start Data for this exercise

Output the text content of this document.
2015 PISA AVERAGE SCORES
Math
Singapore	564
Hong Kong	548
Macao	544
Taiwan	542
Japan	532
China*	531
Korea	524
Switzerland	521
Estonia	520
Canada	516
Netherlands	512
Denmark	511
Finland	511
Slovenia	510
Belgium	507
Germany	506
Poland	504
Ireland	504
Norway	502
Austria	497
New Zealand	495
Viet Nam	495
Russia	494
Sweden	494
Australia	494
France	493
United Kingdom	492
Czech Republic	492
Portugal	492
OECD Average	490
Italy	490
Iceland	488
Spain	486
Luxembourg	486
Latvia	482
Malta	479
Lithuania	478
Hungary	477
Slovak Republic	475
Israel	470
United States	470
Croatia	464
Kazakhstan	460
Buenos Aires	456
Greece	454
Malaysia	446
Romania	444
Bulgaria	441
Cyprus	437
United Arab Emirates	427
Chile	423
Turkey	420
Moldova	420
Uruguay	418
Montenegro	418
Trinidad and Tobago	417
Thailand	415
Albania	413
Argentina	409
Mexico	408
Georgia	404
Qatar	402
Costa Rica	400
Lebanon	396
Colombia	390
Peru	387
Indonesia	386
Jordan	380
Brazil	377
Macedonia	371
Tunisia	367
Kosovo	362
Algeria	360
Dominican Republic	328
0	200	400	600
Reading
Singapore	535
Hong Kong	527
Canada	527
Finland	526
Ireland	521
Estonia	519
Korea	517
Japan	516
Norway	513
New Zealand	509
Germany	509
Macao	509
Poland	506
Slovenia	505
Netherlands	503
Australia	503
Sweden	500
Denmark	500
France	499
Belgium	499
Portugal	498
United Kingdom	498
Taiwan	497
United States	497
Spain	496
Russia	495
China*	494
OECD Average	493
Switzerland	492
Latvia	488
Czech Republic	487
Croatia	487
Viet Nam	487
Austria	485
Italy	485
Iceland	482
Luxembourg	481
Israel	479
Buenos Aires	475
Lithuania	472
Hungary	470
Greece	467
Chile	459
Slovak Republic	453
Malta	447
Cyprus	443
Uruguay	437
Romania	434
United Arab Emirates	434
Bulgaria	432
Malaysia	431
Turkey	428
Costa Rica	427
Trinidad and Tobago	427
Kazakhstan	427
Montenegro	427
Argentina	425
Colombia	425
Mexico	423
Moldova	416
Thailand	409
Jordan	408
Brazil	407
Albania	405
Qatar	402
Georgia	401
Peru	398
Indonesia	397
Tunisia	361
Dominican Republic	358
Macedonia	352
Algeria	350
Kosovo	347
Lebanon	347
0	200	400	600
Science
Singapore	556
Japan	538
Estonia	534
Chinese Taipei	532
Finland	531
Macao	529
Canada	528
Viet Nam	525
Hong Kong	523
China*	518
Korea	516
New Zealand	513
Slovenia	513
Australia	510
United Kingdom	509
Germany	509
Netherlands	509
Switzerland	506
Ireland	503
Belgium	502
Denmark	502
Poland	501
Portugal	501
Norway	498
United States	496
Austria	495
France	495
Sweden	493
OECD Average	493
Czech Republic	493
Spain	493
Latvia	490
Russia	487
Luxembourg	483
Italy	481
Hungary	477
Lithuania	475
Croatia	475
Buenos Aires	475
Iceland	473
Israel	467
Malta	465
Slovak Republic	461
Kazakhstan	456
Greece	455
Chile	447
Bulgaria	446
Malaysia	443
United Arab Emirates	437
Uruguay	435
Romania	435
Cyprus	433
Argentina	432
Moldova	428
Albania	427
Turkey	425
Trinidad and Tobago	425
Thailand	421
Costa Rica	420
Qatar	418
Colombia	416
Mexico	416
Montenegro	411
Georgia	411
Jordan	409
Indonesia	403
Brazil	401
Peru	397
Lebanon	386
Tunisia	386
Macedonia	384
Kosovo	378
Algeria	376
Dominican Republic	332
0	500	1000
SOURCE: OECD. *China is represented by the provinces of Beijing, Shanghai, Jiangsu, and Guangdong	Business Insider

end Data for this exercise

• Task instructions: Transcribe each entry exactly.

• Reply:
Output the text content of this document.
2015 PISA AVERAGE SCORES
Math
Singapore	564
Hong Kong	548
Macao	544
Taiwan	542
Japan	532
China*	531
Korea	524
Switzerland	521
Estonia	520
Canada	516
Netherlands	512
Denmark	511
Finland	511
Slovenia	510
Belgium	507
Germany	506
Poland	504
Ireland	504
Norway	502
Austria	497
New Zealand	495
Viet Nam	495
Russia	494
Sweden	494
Australia	494
France	493
United Kingdom	492
Czech Republic	492
Portugal	492
OECD Average	490
Italy	490
Iceland	488
Spain	486
Luxembourg	486
Latvia	482
Malta	479
Lithuania	478
Hungary	477
Slovak Republic	475
Israel	470
United States	470
Croatia	464
Kazakhstan	460
Buenos Aires	456
Greece	454
Malaysia	446
Romania	444
Bulgaria	441
Cyprus	437
United Arab Emirates	427
Chile	423
Turkey	420
Moldova	420
Uruguay	418
Montenegro	418
Trinidad and Tobago	417
Thailand	415
Albania	413
Argentina	409
Mexico	408
Georgia	404
Qatar	402
Costa Rica	400
Lebanon	396
Colombia	390
Peru	387
Indonesia	386
Jordan	380
Brazil	377
Macedonia	371
Tunisia	367
Kosovo	362
Algeria	360
Dominican Republic	328
0	200	400	600
Reading
Singapore	535
Hong Kong	527
Canada	527
Finland	526
Ireland	521
Estonia	519
Korea	517
Japan	516
Norway	513
New Zealand	509
Germany	509
Macao	509
Poland	506
Slovenia	505
Netherlands	503
Australia	503
Sweden	500
Denmark	500
France	499
Belgium	499
Portugal	498
United Kingdom	498
Taiwan	497
United States	497
Spain	496
Russia	495
China*	494
OECD Average	493
Switzerland	492
Latvia	488
Czech Republic	487
Croatia	487
Viet Nam	487
Austria	485
Italy	485
Iceland	482
Luxembourg	481
Israel	479
Buenos Aires	475
Lithuania	472
Hungary	470
Greece	467
Chile	459
Slovak Republic	453
Malta	447
Cyprus	443
Uruguay	437
Romania	434
United Arab Emirates	434
Bulgaria	432
Malaysia	431
Turkey	428
Costa Rica	427
Trinidad and Tobago	427
Kazakhstan	427
Montenegro	427
Argentina	425
Colombia	425
Mexico	423
Moldova	416
Thailand	409
Jordan	408
Brazil	407
Albania	405
Qatar	402
Georgia	401
Peru	398
Indonesia	397
Tunisia	361
Dominican Republic	358
Macedonia	352
Algeria	350
Kosovo	347
Lebanon	347
0	200	400	600
Science
Singapore	556
Japan	538
Estonia	534
Chinese Taipei	532
Finland	531
Macao	529
Canada	528
Viet Nam	525
Hong Kong	523
China*	518
Korea	516
New Zealand	513
Slovenia	513
Australia	510
United Kingdom	509
Germany	509
Netherlands	509
Switzerland	506
Ireland	503
Belgium	502
Denmark	502
Poland	501
Portugal	501
Norway	498
United States	496
Austria	495
France	495
Sweden	493
OECD Average	493
Czech Republic	493
Spain	493
Latvia	490
Russia	487
Luxembourg	483
Italy	481
Hungary	477
Lithuania	475
Croatia	475
Buenos Aires	475
Iceland	473
Israel	467
Malta	465
Slovak Republic	461
Kazakhstan	456
Greece	455
Chile	447
Bulgaria	446
Malaysia	443
United Arab Emirates	437
Uruguay	435
Romania	435
Cyprus	433
Argentina	432
Moldova	428
Albania	427
Turkey	425
Trinidad and Tobago	425
Thailand	421
Costa Rica	420
Qatar	418
Colombia	416
Mexico	416
Montenegro	411
Georgia	411
Jordan	409
Indonesia	403
Brazil	401
Peru	397
Lebanon	386
Tunisia	386
Macedonia	384
Kosovo	378
Algeria	376
Dominican Republic	332
0	500	1000
SOURCE: OECD. *China is represented by the provinces of Beijing, Shanghai, Jiangsu, and Guangdong	Business Insider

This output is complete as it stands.